Take the entries below and reproduce them word for word.

───── Extracted material ─────

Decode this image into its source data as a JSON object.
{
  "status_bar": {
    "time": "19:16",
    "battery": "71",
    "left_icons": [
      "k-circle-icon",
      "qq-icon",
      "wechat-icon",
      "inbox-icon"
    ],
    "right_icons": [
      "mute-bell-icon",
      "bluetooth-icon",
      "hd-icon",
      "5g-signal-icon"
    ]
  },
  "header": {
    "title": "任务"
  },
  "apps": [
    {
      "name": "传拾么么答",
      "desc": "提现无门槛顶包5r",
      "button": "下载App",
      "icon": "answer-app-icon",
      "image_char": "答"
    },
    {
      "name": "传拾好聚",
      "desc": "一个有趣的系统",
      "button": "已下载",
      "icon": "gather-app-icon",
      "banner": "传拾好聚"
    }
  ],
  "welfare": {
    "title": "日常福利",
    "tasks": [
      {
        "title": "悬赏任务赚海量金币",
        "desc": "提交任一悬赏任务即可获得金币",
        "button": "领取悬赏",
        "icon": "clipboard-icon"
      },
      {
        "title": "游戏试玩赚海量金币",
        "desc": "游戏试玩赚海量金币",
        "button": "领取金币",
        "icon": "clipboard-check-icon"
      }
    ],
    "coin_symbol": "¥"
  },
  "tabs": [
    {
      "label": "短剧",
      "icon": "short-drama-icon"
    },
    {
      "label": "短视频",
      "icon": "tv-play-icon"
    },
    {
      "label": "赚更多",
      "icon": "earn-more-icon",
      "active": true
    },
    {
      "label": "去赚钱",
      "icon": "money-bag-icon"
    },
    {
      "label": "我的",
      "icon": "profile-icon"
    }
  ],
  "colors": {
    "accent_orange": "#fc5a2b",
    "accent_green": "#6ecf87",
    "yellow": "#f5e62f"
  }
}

─────

### Solution for this problem
Decode this image into its source data as a JSON object.
{
  "status_bar": {
    "time": "19:16",
    "battery": "71",
    "left_icons": [
      "k-circle-icon",
      "qq-icon",
      "wechat-icon",
      "inbox-icon"
    ],
    "right_icons": [
      "mute-bell-icon",
      "bluetooth-icon",
      "hd-icon",
      "5g-signal-icon"
    ]
  },
  "header": {
    "title": "任务"
  },
  "apps": [
    {
      "name": "传拾么么答",
      "desc": "提现无门槛顶包5r",
      "button": "下载App",
      "icon": "answer-app-icon",
      "image_char": "答"
    },
    {
      "name": "传拾好聚",
      "desc": "一个有趣的系统",
      "button": "已下载",
      "icon": "gather-app-icon",
      "banner": "传拾好聚"
    }
  ],
  "welfare": {
    "title": "日常福利",
    "tasks": [
      {
        "title": "悬赏任务赚海量金币",
        "desc": "提交任一悬赏任务即可获得金币",
        "button": "领取悬赏",
        "icon": "clipboard-icon"
      },
      {
        "title": "游戏试玩赚海量金币",
        "desc": "游戏试玩赚海量金币",
        "button": "领取金币",
        "icon": "clipboard-check-icon"
      }
    ],
    "coin_symbol": "¥"
  },
  "tabs": [
    {
      "label": "短剧",
      "icon": "short-drama-icon"
    },
    {
      "label": "短视频",
      "icon": "tv-play-icon"
    },
    {
      "label": "赚更多",
      "icon": "earn-more-icon",
      "active": true
    },
    {
      "label": "去赚钱",
      "icon": "money-bag-icon"
    },
    {
      "label": "我的",
      "icon": "profile-icon"
    }
  ],
  "colors": {
    "accent_orange": "#fc5a2b",
    "accent_green": "#6ecf87",
    "yellow": "#f5e62f"
  }
}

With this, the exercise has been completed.